TASK PROMPT
Filter these entries so that only lines with the word "subscript" remain.

SUPPLIED RECORDS
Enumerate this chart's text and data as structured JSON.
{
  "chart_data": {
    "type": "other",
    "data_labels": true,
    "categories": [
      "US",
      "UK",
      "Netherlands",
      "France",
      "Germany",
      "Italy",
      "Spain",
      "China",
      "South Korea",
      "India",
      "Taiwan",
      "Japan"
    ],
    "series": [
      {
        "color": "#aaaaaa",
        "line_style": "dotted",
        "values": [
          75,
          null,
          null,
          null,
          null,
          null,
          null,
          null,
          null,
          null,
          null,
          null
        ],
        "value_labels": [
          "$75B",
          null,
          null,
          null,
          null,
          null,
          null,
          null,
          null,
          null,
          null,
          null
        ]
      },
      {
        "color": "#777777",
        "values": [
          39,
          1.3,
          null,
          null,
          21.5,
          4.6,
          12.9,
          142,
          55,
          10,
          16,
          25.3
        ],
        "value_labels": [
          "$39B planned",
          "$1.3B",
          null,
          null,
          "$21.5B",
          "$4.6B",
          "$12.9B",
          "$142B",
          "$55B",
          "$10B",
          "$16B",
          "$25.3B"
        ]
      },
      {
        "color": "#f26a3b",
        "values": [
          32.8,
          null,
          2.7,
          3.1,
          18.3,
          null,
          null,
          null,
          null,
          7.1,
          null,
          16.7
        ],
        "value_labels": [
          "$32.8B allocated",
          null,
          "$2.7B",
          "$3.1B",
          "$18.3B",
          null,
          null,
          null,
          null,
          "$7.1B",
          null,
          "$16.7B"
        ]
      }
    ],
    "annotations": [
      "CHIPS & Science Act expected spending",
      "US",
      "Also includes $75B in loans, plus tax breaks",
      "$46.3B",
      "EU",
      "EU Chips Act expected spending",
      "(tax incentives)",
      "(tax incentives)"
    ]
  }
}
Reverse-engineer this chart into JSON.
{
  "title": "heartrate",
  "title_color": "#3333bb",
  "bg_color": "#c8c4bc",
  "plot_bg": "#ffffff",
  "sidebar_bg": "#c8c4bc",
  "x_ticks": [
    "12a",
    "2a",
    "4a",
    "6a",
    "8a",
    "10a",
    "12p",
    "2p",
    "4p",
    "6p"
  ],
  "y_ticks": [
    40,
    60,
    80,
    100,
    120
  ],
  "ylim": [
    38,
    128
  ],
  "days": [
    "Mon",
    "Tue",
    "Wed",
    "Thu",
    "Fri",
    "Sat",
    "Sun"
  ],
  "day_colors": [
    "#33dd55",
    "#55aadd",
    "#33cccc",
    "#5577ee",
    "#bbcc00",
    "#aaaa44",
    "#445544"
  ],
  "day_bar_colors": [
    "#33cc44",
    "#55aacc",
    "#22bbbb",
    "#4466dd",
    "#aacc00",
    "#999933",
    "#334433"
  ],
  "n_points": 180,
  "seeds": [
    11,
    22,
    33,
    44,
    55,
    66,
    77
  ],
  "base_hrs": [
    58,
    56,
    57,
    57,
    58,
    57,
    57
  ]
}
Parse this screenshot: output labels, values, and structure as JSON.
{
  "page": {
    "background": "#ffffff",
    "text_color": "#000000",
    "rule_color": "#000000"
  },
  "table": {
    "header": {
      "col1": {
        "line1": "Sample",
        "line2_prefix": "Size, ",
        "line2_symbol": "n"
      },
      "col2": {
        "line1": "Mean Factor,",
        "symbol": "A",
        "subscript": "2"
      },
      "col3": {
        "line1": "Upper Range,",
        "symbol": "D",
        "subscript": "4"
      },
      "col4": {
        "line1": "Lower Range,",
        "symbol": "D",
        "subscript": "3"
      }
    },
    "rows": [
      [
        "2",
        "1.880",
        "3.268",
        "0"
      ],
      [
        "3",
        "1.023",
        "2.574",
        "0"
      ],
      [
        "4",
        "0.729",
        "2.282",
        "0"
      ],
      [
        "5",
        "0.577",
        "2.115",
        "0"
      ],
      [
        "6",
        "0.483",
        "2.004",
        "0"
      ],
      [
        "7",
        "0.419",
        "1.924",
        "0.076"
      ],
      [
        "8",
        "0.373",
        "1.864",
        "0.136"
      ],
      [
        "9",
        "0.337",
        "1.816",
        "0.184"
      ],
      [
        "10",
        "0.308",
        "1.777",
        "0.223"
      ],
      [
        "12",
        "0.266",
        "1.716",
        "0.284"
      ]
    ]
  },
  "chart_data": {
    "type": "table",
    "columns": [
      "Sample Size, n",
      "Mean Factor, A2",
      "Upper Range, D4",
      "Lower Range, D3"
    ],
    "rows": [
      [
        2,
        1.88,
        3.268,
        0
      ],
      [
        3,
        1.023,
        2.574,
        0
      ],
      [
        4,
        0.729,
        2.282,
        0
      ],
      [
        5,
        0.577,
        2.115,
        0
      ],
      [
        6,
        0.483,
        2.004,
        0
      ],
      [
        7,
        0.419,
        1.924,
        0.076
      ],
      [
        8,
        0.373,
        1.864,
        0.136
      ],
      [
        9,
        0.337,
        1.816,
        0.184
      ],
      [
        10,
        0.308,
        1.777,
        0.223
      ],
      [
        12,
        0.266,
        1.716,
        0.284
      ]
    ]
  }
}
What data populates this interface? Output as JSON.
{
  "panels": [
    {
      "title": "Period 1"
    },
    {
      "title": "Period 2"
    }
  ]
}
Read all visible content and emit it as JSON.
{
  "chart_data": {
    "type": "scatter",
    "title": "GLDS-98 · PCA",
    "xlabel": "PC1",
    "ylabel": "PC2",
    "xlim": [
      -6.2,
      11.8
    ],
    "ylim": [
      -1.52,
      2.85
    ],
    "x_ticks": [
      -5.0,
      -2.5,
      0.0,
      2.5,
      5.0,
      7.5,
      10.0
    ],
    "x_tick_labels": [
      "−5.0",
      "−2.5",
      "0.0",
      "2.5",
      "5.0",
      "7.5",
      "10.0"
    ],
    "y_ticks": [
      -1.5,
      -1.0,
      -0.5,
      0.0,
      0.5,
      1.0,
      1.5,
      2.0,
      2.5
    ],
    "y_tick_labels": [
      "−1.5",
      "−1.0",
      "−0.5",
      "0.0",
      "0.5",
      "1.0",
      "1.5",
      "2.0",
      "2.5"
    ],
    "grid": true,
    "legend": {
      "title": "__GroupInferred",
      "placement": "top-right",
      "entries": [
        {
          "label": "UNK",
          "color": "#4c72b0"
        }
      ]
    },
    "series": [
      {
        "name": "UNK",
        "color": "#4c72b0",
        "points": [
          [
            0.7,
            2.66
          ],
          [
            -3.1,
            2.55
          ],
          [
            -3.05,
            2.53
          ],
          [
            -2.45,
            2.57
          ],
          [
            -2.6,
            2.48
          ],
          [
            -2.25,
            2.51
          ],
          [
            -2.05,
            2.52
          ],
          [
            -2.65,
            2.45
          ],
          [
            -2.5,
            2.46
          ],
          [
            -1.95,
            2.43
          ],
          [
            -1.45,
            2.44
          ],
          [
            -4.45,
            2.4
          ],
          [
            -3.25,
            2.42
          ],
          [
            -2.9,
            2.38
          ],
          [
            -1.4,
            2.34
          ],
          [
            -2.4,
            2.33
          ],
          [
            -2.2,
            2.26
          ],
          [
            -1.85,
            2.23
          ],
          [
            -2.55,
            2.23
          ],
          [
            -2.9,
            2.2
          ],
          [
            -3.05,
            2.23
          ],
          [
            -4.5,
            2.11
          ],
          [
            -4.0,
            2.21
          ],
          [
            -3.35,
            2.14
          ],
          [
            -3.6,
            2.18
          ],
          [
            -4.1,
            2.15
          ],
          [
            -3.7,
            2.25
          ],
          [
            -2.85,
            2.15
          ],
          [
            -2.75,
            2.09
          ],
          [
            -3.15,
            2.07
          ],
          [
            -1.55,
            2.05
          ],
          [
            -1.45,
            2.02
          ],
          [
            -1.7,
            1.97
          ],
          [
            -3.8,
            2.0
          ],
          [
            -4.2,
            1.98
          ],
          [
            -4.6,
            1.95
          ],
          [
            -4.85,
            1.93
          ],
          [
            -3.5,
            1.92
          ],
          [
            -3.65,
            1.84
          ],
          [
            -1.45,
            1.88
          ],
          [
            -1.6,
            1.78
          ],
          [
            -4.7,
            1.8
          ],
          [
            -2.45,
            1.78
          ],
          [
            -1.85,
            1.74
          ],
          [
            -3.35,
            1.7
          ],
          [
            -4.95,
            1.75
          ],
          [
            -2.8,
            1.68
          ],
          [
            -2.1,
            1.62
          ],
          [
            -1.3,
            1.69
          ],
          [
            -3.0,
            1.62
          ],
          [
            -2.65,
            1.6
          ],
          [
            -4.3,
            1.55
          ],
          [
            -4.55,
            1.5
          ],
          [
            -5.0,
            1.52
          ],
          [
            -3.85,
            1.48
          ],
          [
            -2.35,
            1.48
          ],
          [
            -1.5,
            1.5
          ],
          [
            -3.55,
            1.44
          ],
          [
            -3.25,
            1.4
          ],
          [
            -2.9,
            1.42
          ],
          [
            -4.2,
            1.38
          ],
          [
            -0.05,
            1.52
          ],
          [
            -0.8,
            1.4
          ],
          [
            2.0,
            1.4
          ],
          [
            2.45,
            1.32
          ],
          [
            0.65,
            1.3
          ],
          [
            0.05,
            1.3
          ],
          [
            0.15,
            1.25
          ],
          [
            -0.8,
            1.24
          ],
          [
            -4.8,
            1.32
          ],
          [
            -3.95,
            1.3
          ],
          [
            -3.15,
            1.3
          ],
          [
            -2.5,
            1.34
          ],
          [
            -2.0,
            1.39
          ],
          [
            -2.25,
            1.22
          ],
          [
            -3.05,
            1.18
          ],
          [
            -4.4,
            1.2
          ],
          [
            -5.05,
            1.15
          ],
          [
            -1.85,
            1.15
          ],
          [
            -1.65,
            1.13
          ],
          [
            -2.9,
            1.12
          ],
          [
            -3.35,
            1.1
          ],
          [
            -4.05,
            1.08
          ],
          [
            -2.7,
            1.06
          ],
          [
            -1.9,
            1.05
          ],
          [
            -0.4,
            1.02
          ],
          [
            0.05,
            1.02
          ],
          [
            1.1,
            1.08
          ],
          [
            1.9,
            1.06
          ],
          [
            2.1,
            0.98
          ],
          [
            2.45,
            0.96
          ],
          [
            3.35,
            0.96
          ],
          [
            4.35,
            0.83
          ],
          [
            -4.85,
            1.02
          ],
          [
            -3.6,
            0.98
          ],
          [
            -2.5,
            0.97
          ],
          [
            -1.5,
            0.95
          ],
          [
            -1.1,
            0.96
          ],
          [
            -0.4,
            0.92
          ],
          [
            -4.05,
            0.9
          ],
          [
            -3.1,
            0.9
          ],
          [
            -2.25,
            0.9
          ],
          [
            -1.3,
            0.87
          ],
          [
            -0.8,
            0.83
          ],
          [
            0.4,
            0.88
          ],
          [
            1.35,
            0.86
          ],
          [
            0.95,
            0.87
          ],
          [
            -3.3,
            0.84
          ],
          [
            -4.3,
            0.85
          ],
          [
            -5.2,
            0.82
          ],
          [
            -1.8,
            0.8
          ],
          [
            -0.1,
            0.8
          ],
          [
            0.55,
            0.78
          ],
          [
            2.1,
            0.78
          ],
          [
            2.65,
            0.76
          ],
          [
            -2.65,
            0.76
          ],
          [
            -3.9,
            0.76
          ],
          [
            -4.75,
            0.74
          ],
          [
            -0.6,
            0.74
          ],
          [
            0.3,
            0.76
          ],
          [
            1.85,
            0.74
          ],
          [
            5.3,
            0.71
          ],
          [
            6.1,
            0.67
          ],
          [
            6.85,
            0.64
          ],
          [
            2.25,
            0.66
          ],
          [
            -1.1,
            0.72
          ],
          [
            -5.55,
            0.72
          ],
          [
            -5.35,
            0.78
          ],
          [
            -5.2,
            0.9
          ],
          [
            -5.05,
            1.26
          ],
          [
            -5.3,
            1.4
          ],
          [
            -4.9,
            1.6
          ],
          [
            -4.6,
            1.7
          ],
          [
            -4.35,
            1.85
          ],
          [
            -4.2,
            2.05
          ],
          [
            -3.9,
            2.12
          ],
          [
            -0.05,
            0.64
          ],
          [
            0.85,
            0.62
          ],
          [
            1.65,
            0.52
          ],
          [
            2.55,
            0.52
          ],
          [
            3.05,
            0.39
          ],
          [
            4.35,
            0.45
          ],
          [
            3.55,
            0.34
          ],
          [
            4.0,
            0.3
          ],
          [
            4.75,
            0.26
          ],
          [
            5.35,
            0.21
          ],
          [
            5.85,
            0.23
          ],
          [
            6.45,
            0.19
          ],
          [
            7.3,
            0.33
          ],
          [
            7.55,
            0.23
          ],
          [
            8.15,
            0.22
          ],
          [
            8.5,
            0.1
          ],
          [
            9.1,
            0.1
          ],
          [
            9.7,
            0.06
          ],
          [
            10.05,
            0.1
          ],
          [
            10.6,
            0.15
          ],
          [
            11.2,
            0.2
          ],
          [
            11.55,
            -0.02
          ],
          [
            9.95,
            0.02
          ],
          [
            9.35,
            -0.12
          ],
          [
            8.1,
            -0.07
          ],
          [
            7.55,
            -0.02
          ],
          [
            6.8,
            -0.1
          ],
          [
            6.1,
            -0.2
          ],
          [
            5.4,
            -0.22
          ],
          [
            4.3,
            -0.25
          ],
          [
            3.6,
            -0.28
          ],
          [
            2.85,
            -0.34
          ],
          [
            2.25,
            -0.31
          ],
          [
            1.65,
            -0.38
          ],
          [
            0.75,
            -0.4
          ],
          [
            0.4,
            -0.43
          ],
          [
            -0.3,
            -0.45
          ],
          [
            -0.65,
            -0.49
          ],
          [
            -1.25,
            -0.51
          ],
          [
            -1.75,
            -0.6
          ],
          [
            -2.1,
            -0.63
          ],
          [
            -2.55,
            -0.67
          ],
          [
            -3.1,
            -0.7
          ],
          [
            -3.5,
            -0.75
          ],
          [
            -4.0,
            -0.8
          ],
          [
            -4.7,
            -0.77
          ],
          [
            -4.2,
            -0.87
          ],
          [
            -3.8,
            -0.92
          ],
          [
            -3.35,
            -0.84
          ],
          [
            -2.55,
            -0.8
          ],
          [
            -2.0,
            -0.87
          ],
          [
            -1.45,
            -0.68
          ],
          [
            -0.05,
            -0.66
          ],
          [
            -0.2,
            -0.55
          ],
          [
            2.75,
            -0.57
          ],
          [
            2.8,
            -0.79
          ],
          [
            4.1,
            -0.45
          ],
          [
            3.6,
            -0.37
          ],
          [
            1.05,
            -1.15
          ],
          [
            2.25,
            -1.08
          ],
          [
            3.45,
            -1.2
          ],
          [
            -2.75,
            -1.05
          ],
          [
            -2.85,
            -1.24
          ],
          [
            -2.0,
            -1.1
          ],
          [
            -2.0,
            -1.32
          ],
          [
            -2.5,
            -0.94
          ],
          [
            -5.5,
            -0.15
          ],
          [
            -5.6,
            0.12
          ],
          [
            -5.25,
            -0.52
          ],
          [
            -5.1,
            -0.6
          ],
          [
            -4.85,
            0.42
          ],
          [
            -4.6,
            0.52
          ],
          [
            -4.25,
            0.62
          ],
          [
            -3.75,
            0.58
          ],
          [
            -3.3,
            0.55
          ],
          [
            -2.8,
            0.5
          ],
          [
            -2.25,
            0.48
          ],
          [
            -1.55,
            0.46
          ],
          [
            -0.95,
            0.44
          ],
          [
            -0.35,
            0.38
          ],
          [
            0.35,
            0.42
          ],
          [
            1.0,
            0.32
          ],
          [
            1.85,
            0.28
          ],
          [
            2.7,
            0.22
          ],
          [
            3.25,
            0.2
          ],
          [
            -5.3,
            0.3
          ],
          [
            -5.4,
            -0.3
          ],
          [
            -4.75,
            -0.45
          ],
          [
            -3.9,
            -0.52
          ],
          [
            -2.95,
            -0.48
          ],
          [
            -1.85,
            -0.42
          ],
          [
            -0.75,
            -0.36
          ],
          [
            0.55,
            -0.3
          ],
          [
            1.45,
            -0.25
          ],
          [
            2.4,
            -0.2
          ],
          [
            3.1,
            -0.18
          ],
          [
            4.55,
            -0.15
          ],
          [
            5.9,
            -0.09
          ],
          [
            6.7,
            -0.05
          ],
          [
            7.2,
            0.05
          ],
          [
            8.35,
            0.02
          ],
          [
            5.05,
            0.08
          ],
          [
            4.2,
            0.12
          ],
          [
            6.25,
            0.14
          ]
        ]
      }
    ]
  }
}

EXERCISE RESPONSE
        "subscript": "2"
        "subscript": "4"
        "subscript": "3"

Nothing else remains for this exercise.